* _What to work on_
Copy all lines below containing "Juzgado".

Data records:
—————
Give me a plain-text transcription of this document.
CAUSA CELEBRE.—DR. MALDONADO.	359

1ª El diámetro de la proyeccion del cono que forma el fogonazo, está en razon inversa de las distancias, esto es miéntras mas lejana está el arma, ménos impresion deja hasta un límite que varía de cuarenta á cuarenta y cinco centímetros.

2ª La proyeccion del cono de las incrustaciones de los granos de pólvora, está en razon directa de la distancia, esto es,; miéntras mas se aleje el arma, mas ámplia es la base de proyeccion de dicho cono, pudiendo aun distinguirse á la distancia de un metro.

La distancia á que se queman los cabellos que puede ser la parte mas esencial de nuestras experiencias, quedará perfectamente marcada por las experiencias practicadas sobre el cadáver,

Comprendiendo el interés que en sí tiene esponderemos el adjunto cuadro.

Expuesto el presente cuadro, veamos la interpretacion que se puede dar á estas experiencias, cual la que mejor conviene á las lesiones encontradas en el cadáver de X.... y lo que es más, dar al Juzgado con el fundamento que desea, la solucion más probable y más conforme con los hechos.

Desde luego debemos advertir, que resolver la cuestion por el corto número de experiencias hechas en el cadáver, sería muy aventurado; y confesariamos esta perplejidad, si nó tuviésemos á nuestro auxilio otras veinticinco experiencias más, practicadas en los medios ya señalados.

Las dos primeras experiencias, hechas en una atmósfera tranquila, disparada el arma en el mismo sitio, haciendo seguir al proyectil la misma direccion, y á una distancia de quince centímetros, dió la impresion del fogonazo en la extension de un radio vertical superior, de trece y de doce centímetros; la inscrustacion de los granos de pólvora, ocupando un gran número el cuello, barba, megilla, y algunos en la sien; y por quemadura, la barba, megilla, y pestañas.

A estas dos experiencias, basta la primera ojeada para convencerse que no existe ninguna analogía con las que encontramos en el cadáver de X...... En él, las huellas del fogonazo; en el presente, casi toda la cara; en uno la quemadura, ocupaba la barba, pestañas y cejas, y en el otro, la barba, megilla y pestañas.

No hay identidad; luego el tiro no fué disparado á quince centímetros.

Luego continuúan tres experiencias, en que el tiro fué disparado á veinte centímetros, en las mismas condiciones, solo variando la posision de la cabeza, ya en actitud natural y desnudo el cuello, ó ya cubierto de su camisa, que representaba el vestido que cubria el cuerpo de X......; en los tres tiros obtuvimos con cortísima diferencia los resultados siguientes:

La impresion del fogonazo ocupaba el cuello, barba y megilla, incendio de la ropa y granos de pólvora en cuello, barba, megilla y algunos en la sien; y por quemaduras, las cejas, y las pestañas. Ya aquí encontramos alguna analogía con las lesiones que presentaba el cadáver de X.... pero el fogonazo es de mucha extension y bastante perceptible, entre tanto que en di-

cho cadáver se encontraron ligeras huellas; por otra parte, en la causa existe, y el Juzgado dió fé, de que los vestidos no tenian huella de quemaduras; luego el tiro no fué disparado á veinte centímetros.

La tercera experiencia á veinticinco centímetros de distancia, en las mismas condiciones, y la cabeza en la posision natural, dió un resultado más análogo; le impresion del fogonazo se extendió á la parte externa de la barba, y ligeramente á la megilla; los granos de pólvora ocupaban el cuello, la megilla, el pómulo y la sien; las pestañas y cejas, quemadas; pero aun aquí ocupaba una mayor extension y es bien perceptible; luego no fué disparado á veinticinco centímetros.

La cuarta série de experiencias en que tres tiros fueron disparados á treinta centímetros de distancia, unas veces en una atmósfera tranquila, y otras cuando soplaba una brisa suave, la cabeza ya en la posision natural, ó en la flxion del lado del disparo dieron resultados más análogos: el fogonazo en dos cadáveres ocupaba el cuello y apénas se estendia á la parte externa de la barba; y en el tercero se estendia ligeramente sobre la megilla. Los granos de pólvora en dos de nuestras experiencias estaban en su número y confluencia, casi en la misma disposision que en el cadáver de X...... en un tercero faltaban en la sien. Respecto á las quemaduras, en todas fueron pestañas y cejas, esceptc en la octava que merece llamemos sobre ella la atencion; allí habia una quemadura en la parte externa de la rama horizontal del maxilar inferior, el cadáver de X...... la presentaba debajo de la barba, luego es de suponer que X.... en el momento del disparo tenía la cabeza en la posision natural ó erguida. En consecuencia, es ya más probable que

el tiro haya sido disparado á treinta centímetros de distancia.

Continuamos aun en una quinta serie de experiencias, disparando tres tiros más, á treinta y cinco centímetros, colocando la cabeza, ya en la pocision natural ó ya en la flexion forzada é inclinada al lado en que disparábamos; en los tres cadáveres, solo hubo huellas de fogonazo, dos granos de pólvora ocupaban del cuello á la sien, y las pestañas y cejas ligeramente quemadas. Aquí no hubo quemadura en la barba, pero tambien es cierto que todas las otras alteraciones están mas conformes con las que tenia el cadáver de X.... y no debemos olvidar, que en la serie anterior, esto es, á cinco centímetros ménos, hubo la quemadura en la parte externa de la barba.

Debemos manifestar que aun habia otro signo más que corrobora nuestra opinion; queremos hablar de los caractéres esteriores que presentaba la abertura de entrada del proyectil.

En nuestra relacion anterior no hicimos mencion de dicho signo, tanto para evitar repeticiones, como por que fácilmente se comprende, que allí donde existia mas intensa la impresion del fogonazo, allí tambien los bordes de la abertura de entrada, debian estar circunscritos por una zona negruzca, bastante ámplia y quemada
—————
* _Exercise result_
Expuesto el presente cuadro, veamos la interpretacion que se puede dar á estas experiencias, cual la que mejor conviene á las lesiones encontradas en el cadáver de X.... y lo que es más, dar al Juzgado con el fundamento que desea, la solucion más probable y más conforme con los hechos.
cho cadáver se encontraron ligeras huellas; por otra parte, en la causa existe, y el Juzgado dió fé, de que los vestidos no tenian huella de quemaduras; luego el tiro no fué disparado á veinte centímetros.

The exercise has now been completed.